[start of Supplied records]

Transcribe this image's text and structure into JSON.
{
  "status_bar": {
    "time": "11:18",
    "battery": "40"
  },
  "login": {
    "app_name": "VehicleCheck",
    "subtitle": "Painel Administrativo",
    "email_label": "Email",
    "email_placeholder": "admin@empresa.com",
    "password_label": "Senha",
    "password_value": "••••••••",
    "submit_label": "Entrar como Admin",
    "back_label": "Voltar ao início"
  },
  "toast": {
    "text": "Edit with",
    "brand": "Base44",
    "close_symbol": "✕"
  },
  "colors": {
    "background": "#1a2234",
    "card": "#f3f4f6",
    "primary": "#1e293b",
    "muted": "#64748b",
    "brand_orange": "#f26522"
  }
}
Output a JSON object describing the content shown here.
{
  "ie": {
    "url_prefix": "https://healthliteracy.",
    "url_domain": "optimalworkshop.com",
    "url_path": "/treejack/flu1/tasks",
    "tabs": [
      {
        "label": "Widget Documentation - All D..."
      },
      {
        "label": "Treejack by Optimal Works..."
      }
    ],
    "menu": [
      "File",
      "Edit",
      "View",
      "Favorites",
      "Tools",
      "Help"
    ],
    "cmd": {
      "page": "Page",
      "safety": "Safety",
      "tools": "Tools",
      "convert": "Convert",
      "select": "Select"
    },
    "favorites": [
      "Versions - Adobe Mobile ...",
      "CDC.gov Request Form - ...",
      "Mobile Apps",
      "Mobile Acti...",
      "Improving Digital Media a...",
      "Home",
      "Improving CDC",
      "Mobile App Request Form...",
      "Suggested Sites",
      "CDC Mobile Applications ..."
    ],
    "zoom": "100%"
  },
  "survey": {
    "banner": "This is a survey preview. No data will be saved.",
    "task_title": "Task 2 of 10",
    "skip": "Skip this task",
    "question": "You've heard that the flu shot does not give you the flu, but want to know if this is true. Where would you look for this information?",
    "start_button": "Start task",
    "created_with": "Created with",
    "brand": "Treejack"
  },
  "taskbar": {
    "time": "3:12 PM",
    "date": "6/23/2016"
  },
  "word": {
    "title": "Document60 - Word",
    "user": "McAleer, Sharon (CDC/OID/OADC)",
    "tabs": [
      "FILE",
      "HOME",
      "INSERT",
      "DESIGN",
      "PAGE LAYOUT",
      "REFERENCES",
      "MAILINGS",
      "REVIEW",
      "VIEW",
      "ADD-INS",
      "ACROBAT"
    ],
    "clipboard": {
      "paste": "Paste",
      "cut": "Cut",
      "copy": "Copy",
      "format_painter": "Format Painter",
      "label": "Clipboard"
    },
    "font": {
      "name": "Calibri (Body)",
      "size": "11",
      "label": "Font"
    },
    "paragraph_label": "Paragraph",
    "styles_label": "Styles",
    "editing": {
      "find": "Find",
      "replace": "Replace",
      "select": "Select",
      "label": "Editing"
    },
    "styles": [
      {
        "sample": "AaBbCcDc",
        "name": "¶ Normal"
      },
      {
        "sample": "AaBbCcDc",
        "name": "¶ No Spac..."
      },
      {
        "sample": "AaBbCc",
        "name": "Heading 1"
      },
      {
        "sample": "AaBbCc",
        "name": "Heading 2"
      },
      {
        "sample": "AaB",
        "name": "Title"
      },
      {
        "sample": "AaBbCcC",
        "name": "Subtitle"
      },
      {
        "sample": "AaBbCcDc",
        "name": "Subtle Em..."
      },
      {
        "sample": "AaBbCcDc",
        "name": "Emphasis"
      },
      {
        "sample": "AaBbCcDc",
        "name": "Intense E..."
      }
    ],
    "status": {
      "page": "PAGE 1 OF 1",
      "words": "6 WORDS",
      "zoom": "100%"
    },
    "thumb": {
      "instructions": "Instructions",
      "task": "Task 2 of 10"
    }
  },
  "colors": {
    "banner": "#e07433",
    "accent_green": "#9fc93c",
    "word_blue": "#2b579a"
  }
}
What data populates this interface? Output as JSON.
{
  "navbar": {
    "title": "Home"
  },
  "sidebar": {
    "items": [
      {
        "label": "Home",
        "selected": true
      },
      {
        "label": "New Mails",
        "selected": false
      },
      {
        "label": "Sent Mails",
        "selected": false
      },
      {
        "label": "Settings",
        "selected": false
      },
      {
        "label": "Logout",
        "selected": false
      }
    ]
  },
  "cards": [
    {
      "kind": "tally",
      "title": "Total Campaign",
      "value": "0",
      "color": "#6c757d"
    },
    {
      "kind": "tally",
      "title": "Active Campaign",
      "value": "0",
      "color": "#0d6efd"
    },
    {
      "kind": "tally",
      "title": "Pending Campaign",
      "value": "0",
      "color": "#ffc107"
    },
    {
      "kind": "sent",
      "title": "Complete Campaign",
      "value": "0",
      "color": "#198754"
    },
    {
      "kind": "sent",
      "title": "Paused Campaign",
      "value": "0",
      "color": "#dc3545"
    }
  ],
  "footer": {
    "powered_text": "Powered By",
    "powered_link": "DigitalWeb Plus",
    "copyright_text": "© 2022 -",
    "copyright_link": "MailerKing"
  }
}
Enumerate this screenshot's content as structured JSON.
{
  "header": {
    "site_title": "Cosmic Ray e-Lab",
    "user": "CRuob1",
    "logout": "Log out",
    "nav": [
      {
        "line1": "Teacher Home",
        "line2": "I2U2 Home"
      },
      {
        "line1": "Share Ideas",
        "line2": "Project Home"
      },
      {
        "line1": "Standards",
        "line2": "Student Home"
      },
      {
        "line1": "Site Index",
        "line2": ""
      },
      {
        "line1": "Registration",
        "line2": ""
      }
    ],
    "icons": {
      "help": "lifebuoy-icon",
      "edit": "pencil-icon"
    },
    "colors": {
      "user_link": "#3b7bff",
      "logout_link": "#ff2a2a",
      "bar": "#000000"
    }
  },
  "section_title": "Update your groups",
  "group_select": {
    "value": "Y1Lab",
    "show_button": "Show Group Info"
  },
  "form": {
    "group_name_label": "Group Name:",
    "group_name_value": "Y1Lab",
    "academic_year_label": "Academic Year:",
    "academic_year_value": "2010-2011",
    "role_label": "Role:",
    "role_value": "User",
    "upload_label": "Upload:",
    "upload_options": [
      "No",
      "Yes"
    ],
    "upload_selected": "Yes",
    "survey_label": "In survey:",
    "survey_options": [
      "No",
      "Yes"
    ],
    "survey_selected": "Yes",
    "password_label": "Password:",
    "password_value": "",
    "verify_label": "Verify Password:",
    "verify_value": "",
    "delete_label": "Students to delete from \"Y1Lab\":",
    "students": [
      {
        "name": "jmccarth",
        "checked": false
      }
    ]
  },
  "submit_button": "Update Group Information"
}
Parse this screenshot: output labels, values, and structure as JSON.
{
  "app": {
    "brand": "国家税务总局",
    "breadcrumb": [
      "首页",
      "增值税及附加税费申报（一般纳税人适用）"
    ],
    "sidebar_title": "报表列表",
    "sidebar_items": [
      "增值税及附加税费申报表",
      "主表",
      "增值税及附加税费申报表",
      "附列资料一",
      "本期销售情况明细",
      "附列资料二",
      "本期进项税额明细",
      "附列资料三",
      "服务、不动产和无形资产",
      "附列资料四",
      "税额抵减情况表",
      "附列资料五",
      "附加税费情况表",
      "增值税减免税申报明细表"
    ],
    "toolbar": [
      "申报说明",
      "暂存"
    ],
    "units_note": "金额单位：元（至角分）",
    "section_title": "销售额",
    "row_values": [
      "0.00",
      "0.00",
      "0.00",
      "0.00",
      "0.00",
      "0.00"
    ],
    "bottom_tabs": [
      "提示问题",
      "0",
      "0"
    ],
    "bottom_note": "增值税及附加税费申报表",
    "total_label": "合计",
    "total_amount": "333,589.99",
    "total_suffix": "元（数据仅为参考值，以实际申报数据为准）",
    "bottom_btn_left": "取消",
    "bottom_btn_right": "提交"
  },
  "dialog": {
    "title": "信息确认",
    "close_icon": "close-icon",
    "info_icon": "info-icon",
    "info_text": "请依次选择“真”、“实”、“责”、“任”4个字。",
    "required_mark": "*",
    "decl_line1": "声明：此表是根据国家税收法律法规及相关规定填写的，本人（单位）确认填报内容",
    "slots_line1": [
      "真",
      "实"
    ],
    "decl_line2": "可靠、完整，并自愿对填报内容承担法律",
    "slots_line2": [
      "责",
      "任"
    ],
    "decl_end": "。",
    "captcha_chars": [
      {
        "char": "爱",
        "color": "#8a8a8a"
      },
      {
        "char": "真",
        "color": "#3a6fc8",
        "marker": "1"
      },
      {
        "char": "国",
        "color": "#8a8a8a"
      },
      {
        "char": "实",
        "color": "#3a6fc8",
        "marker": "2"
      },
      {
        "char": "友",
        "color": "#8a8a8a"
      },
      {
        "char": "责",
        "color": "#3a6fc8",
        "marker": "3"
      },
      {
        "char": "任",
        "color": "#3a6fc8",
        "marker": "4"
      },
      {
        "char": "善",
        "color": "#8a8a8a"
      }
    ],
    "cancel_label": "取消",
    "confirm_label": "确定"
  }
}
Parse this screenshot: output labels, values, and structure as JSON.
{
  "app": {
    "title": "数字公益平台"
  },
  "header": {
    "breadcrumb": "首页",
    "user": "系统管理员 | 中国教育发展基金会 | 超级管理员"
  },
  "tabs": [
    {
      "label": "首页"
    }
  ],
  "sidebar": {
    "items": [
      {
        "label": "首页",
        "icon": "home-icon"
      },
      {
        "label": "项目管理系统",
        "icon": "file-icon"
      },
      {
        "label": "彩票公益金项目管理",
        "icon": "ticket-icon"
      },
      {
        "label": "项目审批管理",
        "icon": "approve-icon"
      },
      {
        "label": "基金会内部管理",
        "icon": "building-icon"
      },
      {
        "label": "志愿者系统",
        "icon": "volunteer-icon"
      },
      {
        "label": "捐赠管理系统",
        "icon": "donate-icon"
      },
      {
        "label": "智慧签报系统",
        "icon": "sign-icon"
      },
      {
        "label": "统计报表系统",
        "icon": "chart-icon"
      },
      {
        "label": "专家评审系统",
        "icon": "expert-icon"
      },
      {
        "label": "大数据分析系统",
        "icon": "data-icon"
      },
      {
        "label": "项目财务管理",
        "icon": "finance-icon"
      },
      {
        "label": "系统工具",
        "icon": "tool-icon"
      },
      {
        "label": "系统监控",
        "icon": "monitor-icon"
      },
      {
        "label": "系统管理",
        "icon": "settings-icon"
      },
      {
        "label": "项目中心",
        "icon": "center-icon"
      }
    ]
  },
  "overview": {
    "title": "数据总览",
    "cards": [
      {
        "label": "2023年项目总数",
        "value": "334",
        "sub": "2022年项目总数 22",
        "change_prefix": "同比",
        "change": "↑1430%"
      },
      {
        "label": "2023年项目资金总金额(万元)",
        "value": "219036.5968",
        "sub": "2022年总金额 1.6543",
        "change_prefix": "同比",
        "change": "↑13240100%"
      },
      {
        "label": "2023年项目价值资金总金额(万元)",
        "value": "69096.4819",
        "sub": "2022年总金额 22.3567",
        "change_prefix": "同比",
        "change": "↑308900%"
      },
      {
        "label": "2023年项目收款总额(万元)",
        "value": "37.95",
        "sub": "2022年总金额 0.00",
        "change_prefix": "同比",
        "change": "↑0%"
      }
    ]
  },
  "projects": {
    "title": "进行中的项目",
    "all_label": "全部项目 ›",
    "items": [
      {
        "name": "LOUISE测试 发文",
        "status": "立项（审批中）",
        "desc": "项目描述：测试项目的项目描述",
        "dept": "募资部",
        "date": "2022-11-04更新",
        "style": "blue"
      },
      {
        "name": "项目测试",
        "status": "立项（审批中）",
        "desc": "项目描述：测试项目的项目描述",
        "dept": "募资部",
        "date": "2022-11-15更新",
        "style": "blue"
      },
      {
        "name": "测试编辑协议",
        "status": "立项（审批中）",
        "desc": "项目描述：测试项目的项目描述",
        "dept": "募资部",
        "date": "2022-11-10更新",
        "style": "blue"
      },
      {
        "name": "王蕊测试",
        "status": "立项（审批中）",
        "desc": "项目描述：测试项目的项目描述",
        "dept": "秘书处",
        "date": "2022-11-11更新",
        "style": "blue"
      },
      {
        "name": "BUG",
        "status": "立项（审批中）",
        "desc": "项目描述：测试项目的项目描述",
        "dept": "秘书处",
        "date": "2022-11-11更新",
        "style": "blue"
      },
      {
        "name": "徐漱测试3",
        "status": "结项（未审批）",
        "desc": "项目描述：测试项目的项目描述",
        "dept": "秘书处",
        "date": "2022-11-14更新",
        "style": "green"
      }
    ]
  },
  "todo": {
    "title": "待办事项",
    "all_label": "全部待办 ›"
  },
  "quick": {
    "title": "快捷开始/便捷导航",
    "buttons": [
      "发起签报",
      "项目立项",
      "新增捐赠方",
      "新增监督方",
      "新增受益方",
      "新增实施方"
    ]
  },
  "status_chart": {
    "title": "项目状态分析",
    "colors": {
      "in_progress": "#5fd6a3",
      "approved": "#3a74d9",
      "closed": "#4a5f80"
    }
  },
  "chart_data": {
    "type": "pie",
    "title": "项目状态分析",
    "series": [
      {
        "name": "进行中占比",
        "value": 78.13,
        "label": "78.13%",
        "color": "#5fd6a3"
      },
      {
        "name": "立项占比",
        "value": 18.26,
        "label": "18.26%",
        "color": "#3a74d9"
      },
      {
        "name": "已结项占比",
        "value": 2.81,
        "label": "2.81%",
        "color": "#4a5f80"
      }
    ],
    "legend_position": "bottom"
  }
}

[end of Supplied records]

**What you should do:**
Extract every line containing the string "banner" from the material.

**Response to the exercise:**
    "banner": "This is a survey preview. No data will be saved.",
    "banner": "#e07433",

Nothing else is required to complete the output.